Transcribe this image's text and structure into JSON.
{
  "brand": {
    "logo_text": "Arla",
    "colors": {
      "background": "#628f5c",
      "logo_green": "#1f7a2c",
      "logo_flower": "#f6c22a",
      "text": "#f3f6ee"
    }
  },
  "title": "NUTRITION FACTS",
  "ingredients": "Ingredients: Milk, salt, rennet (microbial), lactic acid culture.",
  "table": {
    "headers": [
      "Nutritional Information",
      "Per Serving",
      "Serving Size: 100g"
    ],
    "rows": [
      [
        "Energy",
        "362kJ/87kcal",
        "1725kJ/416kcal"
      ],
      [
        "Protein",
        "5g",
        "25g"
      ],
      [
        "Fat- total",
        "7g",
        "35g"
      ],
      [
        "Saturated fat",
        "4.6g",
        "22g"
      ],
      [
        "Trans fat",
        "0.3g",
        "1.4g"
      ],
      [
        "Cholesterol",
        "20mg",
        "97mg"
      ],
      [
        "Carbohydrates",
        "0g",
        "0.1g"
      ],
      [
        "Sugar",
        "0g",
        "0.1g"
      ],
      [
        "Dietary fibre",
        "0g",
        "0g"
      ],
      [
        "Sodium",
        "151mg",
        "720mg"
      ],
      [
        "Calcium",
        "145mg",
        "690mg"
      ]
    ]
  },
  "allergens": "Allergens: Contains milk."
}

========

> [ASSIGNED TASK]: Transcribe the records. Keep every word exactly as it stands.

> [RESPONSE AREA]:
Transcribe this image's text and structure into JSON.
{
  "brand": {
    "logo_text": "Arla",
    "colors": {
      "background": "#628f5c",
      "logo_green": "#1f7a2c",
      "logo_flower": "#f6c22a",
      "text": "#f3f6ee"
    }
  },
  "title": "NUTRITION FACTS",
  "ingredients": "Ingredients: Milk, salt, rennet (microbial), lactic acid culture.",
  "table": {
    "headers": [
      "Nutritional Information",
      "Per Serving",
      "Serving Size: 100g"
    ],
    "rows": [
      [
        "Energy",
        "362kJ/87kcal",
        "1725kJ/416kcal"
      ],
      [
        "Protein",
        "5g",
        "25g"
      ],
      [
        "Fat- total",
        "7g",
        "35g"
      ],
      [
        "Saturated fat",
        "4.6g",
        "22g"
      ],
      [
        "Trans fat",
        "0.3g",
        "1.4g"
      ],
      [
        "Cholesterol",
        "20mg",
        "97mg"
      ],
      [
        "Carbohydrates",
        "0g",
        "0.1g"
      ],
      [
        "Sugar",
        "0g",
        "0.1g"
      ],
      [
        "Dietary fibre",
        "0g",
        "0g"
      ],
      [
        "Sodium",
        "151mg",
        "720mg"
      ],
      [
        "Calcium",
        "145mg",
        "690mg"
      ]
    ]
  },
  "allergens": "Allergens: Contains milk."
}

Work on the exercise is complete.